◆ Do this: Return the material word for word. Do not include pictures.

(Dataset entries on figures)
** START **

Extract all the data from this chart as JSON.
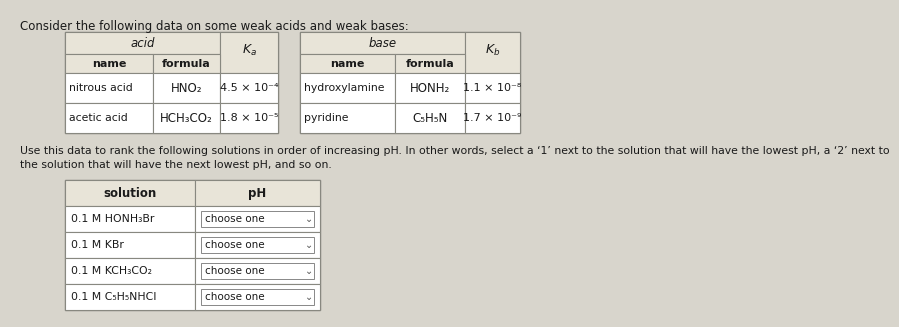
{
  "title": "Consider the following data on some weak acids and weak bases:",
  "bg_color": "#d8d5cc",
  "table_bg": "#ffffff",
  "header_bg": "#e8e4d8",
  "acid_table": {
    "rows": [
      [
        "nitrous acid",
        "HNO₂",
        "4.5 × 10⁻⁴"
      ],
      [
        "acetic acid",
        "HCH₃CO₂",
        "1.8 × 10⁻⁵"
      ]
    ]
  },
  "base_table": {
    "rows": [
      [
        "hydroxylamine",
        "HONH₂",
        "1.1 × 10⁻⁸"
      ],
      [
        "pyridine",
        "C₅H₅N",
        "1.7 × 10⁻⁹"
      ]
    ]
  },
  "instruction1": "Use this data to rank the following solutions in order of increasing pH. In other words, select a ‘1’ next to the solution that will have the lowest pH, a ‘2’ next to",
  "instruction2": "the solution that will have the next lowest pH, and so on.",
  "solution_table": {
    "rows": [
      "0.1 M HONH₃Br",
      "0.1 M KBr",
      "0.1 M KCH₃CO₂",
      "0.1 M C₅H₅NHCI"
    ]
  },
  "text_color": "#1a1a1a",
  "line_color": "#888880",
  "dropdown_bg": "#ffffff",
  "dropdown_border": "#888888"
}
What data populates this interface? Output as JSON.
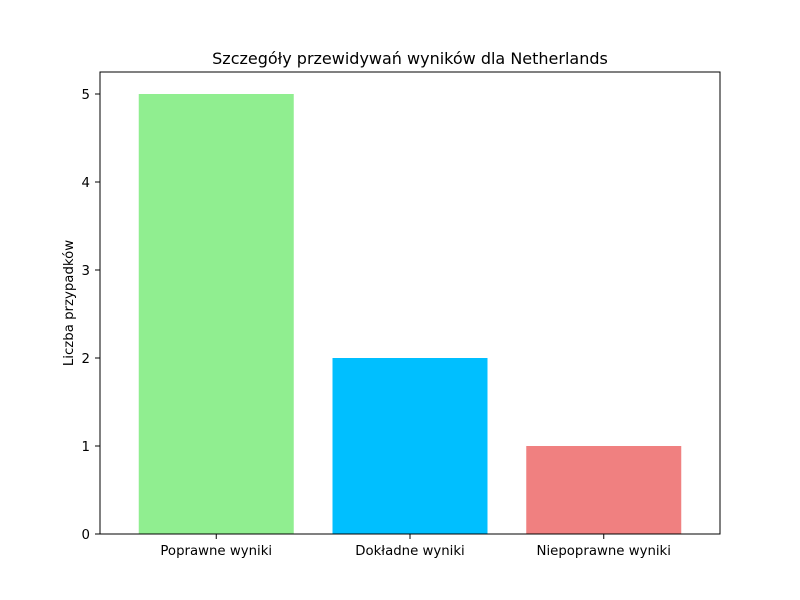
{
  "chart_data": {
    "type": "bar",
    "title": "Szczegóły przewidywań wyników dla Netherlands",
    "xlabel": "",
    "ylabel": "Liczba przypadków",
    "categories": [
      "Poprawne wyniki",
      "Dokładne wyniki",
      "Niepoprawne wyniki"
    ],
    "values": [
      5,
      2,
      1
    ],
    "colors": [
      "#90ee90",
      "#00bfff",
      "#f08080"
    ],
    "ylim": [
      0,
      5.25
    ],
    "yticks": [
      "0",
      "1",
      "2",
      "3",
      "4",
      "5"
    ],
    "grid": false,
    "legend": "none"
  }
}
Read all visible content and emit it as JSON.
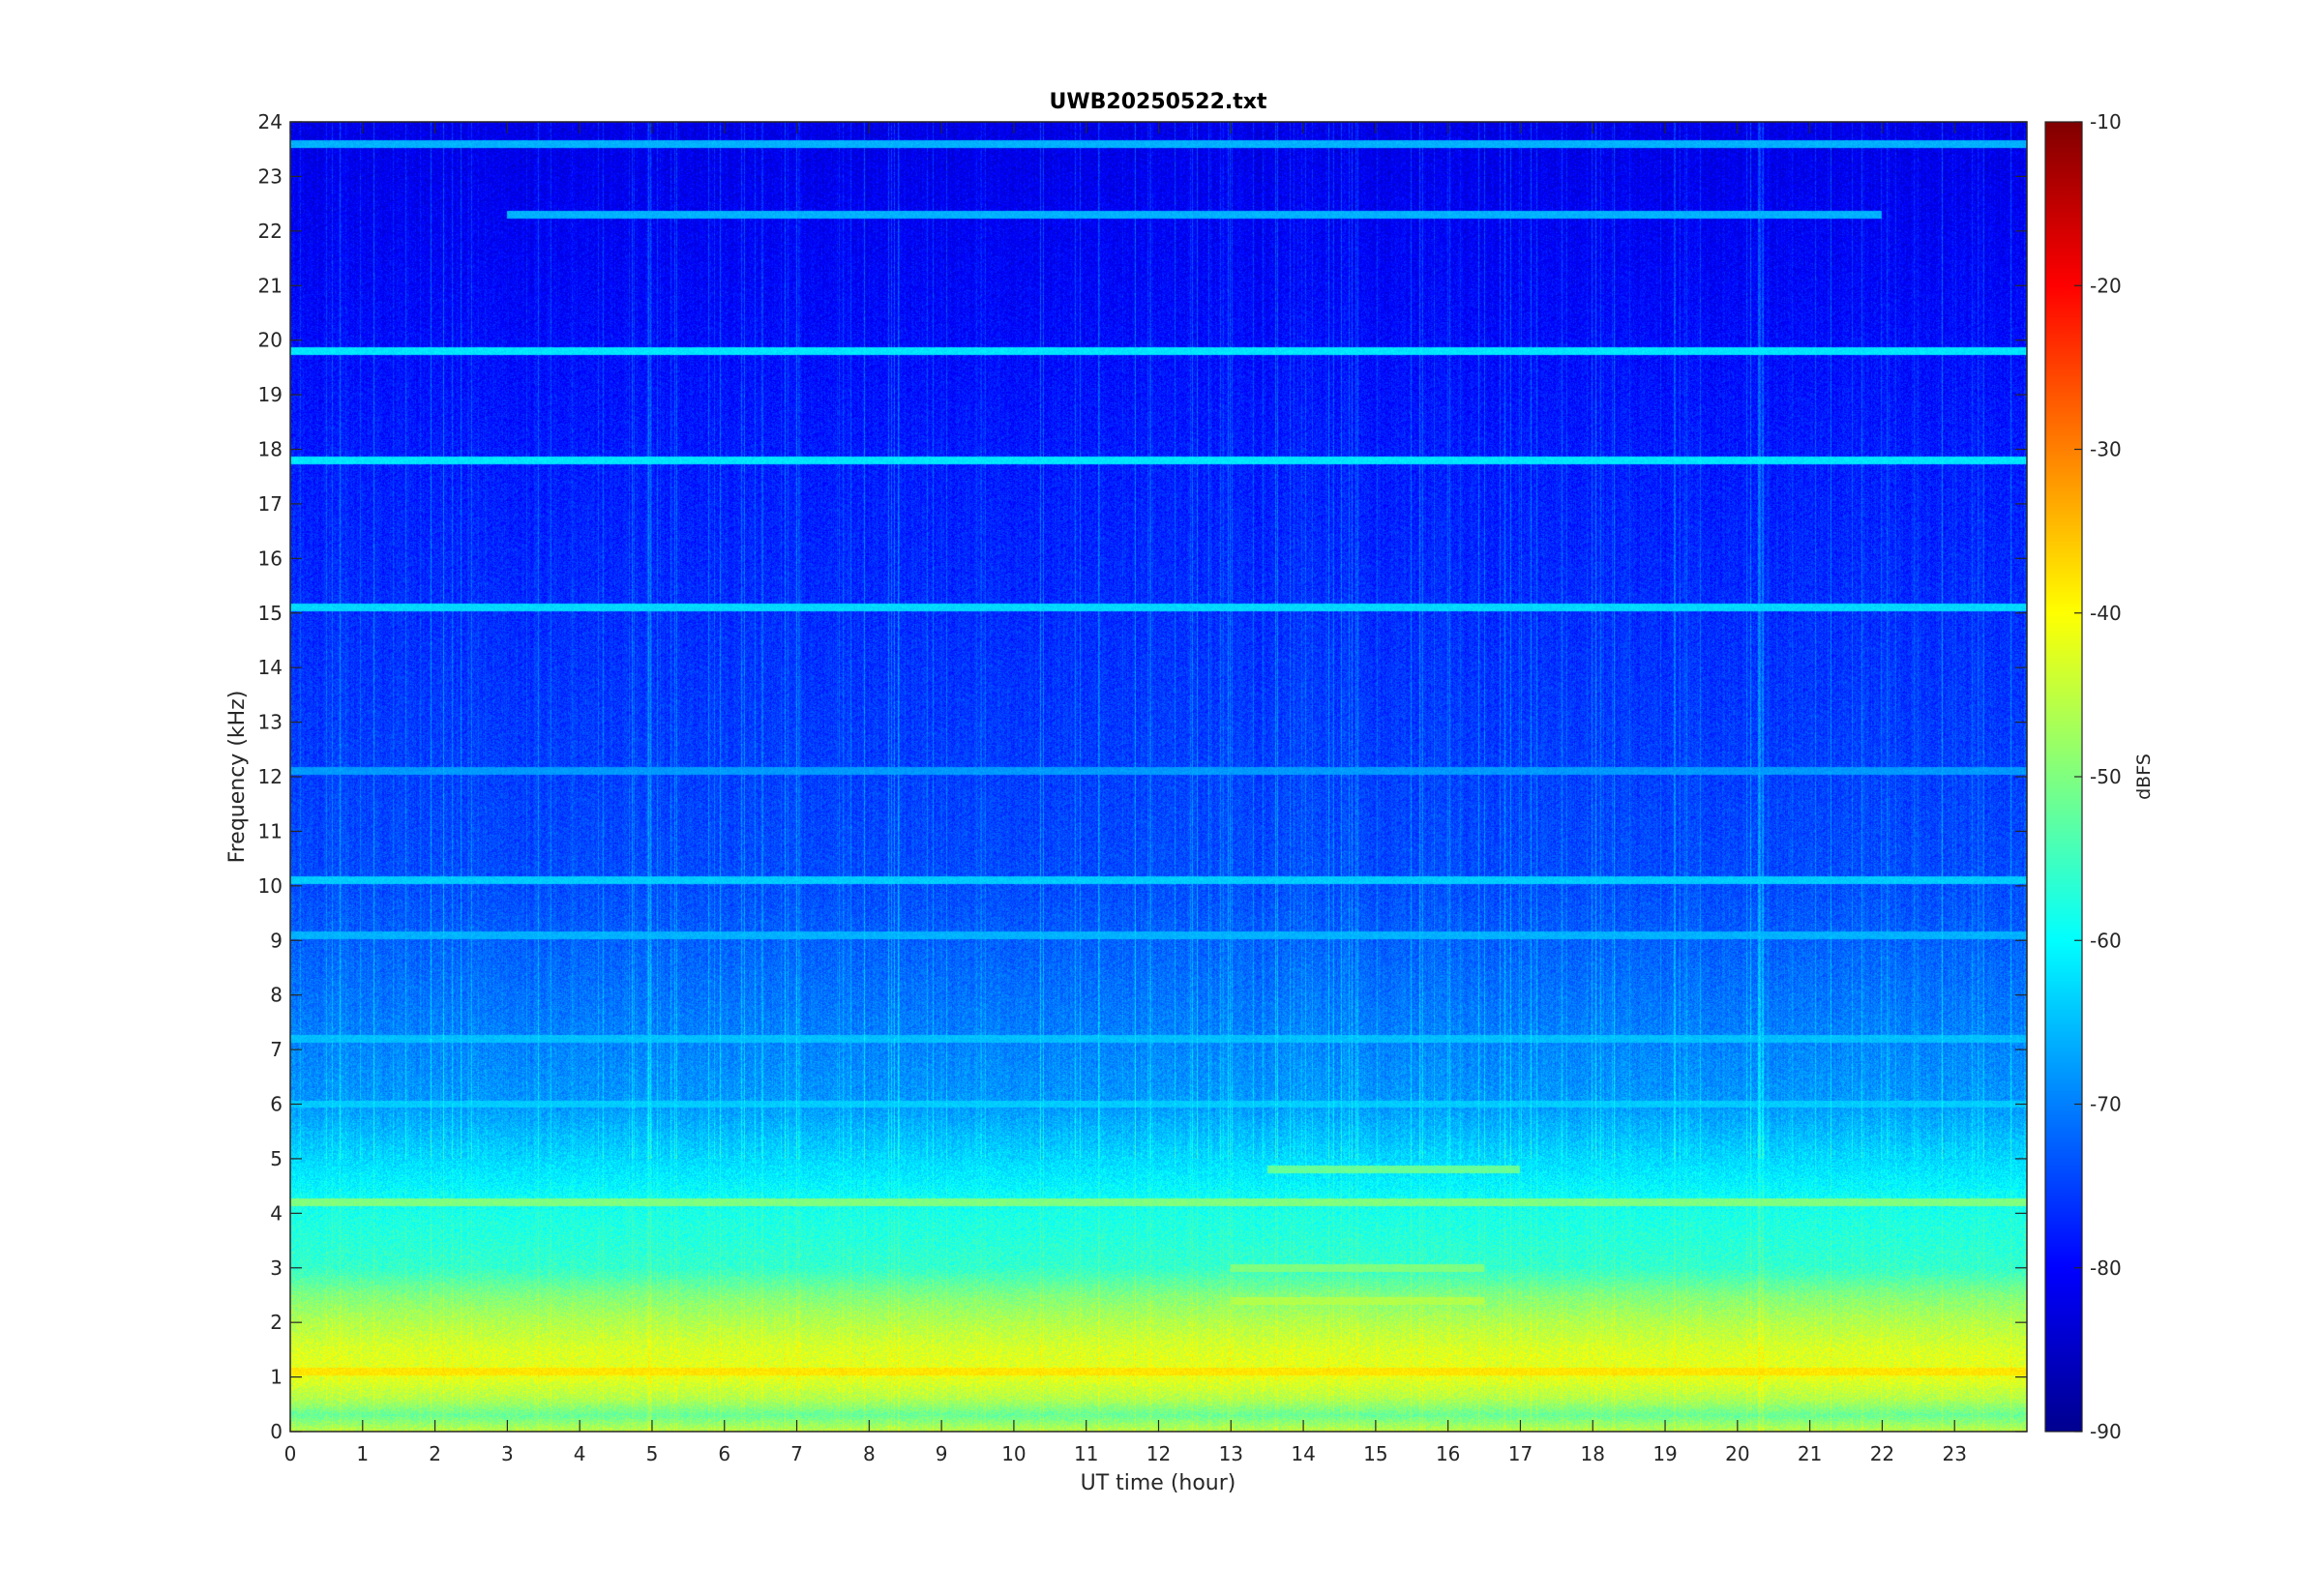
{
  "chart_data": {
    "type": "heatmap",
    "title": "UWB20250522.txt",
    "xlabel": "UT time (hour)",
    "ylabel": "Frequency (kHz)",
    "xlim": [
      0,
      24
    ],
    "ylim": [
      0,
      24
    ],
    "x_ticks": [
      "0",
      "1",
      "2",
      "3",
      "4",
      "5",
      "6",
      "7",
      "8",
      "9",
      "10",
      "11",
      "12",
      "13",
      "14",
      "15",
      "16",
      "17",
      "18",
      "19",
      "20",
      "21",
      "22",
      "23"
    ],
    "y_ticks": [
      "0",
      "1",
      "2",
      "3",
      "4",
      "5",
      "6",
      "7",
      "8",
      "9",
      "10",
      "11",
      "12",
      "13",
      "14",
      "15",
      "16",
      "17",
      "18",
      "19",
      "20",
      "21",
      "22",
      "23",
      "24"
    ],
    "colormap": "jet",
    "colorbar": {
      "label": "dBFS",
      "range": [
        -90,
        -10
      ],
      "ticks": [
        "-10",
        "-20",
        "-30",
        "-40",
        "-50",
        "-60",
        "-70",
        "-80",
        "-90"
      ]
    },
    "level_profile_by_frequency_kHz": [
      {
        "f": 0.0,
        "dBFS": -45
      },
      {
        "f": 0.3,
        "dBFS": -52
      },
      {
        "f": 0.6,
        "dBFS": -46
      },
      {
        "f": 1.0,
        "dBFS": -42
      },
      {
        "f": 1.5,
        "dBFS": -43
      },
      {
        "f": 2.0,
        "dBFS": -46
      },
      {
        "f": 2.5,
        "dBFS": -50
      },
      {
        "f": 3.0,
        "dBFS": -56
      },
      {
        "f": 4.0,
        "dBFS": -58
      },
      {
        "f": 5.0,
        "dBFS": -63
      },
      {
        "f": 6.0,
        "dBFS": -68
      },
      {
        "f": 8.0,
        "dBFS": -71
      },
      {
        "f": 10.0,
        "dBFS": -74
      },
      {
        "f": 14.0,
        "dBFS": -76
      },
      {
        "f": 18.0,
        "dBFS": -78
      },
      {
        "f": 21.0,
        "dBFS": -80
      },
      {
        "f": 24.0,
        "dBFS": -82
      }
    ],
    "persistent_lines_kHz": [
      {
        "f": 19.8,
        "dBFS": -62,
        "t": [
          0,
          24
        ]
      },
      {
        "f": 17.8,
        "dBFS": -62,
        "t": [
          0,
          24
        ]
      },
      {
        "f": 23.6,
        "dBFS": -66,
        "t": [
          0,
          24
        ]
      },
      {
        "f": 22.3,
        "dBFS": -66,
        "t": [
          3,
          22
        ]
      },
      {
        "f": 15.1,
        "dBFS": -63,
        "t": [
          0,
          24
        ]
      },
      {
        "f": 10.1,
        "dBFS": -64,
        "t": [
          0,
          24
        ]
      },
      {
        "f": 12.1,
        "dBFS": -68,
        "t": [
          0,
          24
        ]
      },
      {
        "f": 9.1,
        "dBFS": -66,
        "t": [
          0,
          24
        ]
      },
      {
        "f": 7.2,
        "dBFS": -65,
        "t": [
          0,
          24
        ]
      },
      {
        "f": 6.0,
        "dBFS": -64,
        "t": [
          0,
          24
        ]
      },
      {
        "f": 4.8,
        "dBFS": -52,
        "t": [
          13.5,
          17
        ]
      },
      {
        "f": 4.2,
        "dBFS": -50,
        "t": [
          0,
          24
        ]
      },
      {
        "f": 3.0,
        "dBFS": -50,
        "t": [
          13,
          16.5
        ]
      },
      {
        "f": 2.4,
        "dBFS": -46,
        "t": [
          13,
          16.5
        ]
      },
      {
        "f": 1.1,
        "dBFS": -38,
        "t": [
          0,
          24
        ]
      }
    ]
  }
}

** END **

◆ Solution:
Extract all the data from this chart as JSON.
{
  "title": "Consider the following data on some weak acids and weak bases:",
  "bg_color": "#d8d5cc",
  "table_bg": "#ffffff",
  "header_bg": "#e8e4d8",
  "acid_table": {
    "rows": [
      [
        "nitrous acid",
        "HNO₂",
        "4.5 × 10⁻⁴"
      ],
      [
        "acetic acid",
        "HCH₃CO₂",
        "1.8 × 10⁻⁵"
      ]
    ]
  },
  "base_table": {
    "rows": [
      [
        "hydroxylamine",
        "HONH₂",
        "1.1 × 10⁻⁸"
      ],
      [
        "pyridine",
        "C₅H₅N",
        "1.7 × 10⁻⁹"
      ]
    ]
  },
  "instruction1": "Use this data to rank the following solutions in order of increasing pH. In other words, select a ‘1’ next to the solution that will have the lowest pH, a ‘2’ next to",
  "instruction2": "the solution that will have the next lowest pH, and so on.",
  "solution_table": {
    "rows": [
      "0.1 M HONH₃Br",
      "0.1 M KBr",
      "0.1 M KCH₃CO₂",
      "0.1 M C₅H₅NHCI"
    ]
  },
  "text_color": "#1a1a1a",
  "line_color": "#888880",
  "dropdown_bg": "#ffffff",
  "dropdown_border": "#888888"
}
What data populates this interface? Output as JSON.
{
  "chart_data": {
    "type": "bar",
    "title": "Szczegóły przewidywań wyników dla Netherlands",
    "xlabel": "",
    "ylabel": "Liczba przypadków",
    "categories": [
      "Poprawne wyniki",
      "Dokładne wyniki",
      "Niepoprawne wyniki"
    ],
    "values": [
      5,
      2,
      1
    ],
    "colors": [
      "#90ee90",
      "#00bfff",
      "#f08080"
    ],
    "ylim": [
      0,
      5.25
    ],
    "yticks": [
      "0",
      "1",
      "2",
      "3",
      "4",
      "5"
    ],
    "grid": false,
    "legend": "none"
  }
}
Read all visible content and emit it as JSON.
{
  "chart_data": {
    "type": "heatmap",
    "title": "UWB20250522.txt",
    "xlabel": "UT time (hour)",
    "ylabel": "Frequency (kHz)",
    "xlim": [
      0,
      24
    ],
    "ylim": [
      0,
      24
    ],
    "x_ticks": [
      "0",
      "1",
      "2",
      "3",
      "4",
      "5",
      "6",
      "7",
      "8",
      "9",
      "10",
      "11",
      "12",
      "13",
      "14",
      "15",
      "16",
      "17",
      "18",
      "19",
      "20",
      "21",
      "22",
      "23"
    ],
    "y_ticks": [
      "0",
      "1",
      "2",
      "3",
      "4",
      "5",
      "6",
      "7",
      "8",
      "9",
      "10",
      "11",
      "12",
      "13",
      "14",
      "15",
      "16",
      "17",
      "18",
      "19",
      "20",
      "21",
      "22",
      "23",
      "24"
    ],
    "colormap": "jet",
    "colorbar": {
      "label": "dBFS",
      "range": [
        -90,
        -10
      ],
      "ticks": [
        "-10",
        "-20",
        "-30",
        "-40",
        "-50",
        "-60",
        "-70",
        "-80",
        "-90"
      ]
    },
    "level_profile_by_frequency_kHz": [
      {
        "f": 0.0,
        "dBFS": -45
      },
      {
        "f": 0.3,
        "dBFS": -52
      },
      {
        "f": 0.6,
        "dBFS": -46
      },
      {
        "f": 1.0,
        "dBFS": -42
      },
      {
        "f": 1.5,
        "dBFS": -43
      },
      {
        "f": 2.0,
        "dBFS": -46
      },
      {
        "f": 2.5,
        "dBFS": -50
      },
      {
        "f": 3.0,
        "dBFS": -56
      },
      {
        "f": 4.0,
        "dBFS": -58
      },
      {
        "f": 5.0,
        "dBFS": -63
      },
      {
        "f": 6.0,
        "dBFS": -68
      },
      {
        "f": 8.0,
        "dBFS": -71
      },
      {
        "f": 10.0,
        "dBFS": -74
      },
      {
        "f": 14.0,
        "dBFS": -76
      },
      {
        "f": 18.0,
        "dBFS": -78
      },
      {
        "f": 21.0,
        "dBFS": -80
      },
      {
        "f": 24.0,
        "dBFS": -82
      }
    ],
    "persistent_lines_kHz": [
      {
        "f": 19.8,
        "dBFS": -62,
        "t": [
          0,
          24
        ]
      },
      {
        "f": 17.8,
        "dBFS": -62,
        "t": [
          0,
          24
        ]
      },
      {
        "f": 23.6,
        "dBFS": -66,
        "t": [
          0,
          24
        ]
      },
      {
        "f": 22.3,
        "dBFS": -66,
        "t": [
          3,
          22
        ]
      },
      {
        "f": 15.1,
        "dBFS": -63,
        "t": [
          0,
          24
        ]
      },
      {
        "f": 10.1,
        "dBFS": -64,
        "t": [
          0,
          24
        ]
      },
      {
        "f": 12.1,
        "dBFS": -68,
        "t": [
          0,
          24
        ]
      },
      {
        "f": 9.1,
        "dBFS": -66,
        "t": [
          0,
          24
        ]
      },
      {
        "f": 7.2,
        "dBFS": -65,
        "t": [
          0,
          24
        ]
      },
      {
        "f": 6.0,
        "dBFS": -64,
        "t": [
          0,
          24
        ]
      },
      {
        "f": 4.8,
        "dBFS": -52,
        "t": [
          13.5,
          17
        ]
      },
      {
        "f": 4.2,
        "dBFS": -50,
        "t": [
          0,
          24
        ]
      },
      {
        "f": 3.0,
        "dBFS": -50,
        "t": [
          13,
          16.5
        ]
      },
      {
        "f": 2.4,
        "dBFS": -46,
        "t": [
          13,
          16.5
        ]
      },
      {
        "f": 1.1,
        "dBFS": -38,
        "t": [
          0,
          24
        ]
      }
    ]
  }
}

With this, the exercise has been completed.